Task requirements: From the listing below, extract every line in which the word "production" appears.

-------- Data provided --------

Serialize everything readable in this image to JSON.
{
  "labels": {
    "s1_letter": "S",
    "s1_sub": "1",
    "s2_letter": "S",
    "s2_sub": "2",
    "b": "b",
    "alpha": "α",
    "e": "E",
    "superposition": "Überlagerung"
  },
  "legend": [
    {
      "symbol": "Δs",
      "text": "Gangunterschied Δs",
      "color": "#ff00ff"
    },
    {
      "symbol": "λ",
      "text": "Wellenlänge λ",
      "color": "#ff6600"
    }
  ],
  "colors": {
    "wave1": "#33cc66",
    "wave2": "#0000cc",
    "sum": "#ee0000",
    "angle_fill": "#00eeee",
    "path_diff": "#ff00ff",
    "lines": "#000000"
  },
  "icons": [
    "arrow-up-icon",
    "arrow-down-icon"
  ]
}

--------
-------- Data provided --------

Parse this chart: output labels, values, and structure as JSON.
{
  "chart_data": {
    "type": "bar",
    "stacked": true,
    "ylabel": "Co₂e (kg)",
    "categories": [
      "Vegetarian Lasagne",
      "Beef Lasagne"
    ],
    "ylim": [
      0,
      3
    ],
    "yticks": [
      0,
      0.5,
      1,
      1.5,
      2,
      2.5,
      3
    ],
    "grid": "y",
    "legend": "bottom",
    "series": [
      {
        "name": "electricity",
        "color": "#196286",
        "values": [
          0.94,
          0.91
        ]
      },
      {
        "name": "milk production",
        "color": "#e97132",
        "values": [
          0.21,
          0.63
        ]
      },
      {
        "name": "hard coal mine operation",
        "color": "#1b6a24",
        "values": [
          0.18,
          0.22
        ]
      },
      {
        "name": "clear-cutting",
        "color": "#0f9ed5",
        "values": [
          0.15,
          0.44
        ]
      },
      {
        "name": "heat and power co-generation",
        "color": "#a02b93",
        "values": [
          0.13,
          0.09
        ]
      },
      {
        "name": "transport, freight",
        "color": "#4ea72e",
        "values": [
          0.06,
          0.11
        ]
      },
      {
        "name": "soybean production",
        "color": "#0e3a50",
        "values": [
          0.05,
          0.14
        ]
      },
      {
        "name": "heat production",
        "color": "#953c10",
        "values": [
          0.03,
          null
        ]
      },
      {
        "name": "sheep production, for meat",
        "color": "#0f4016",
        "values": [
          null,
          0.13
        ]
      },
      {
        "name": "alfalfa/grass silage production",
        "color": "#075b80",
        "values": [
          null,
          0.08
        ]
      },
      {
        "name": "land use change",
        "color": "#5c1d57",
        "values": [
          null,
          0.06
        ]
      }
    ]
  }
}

--------

Written solution:
        "name": "milk production",
        "name": "soybean production",
        "name": "heat production",
        "name": "sheep production, for meat",
        "name": "alfalfa/grass silage production",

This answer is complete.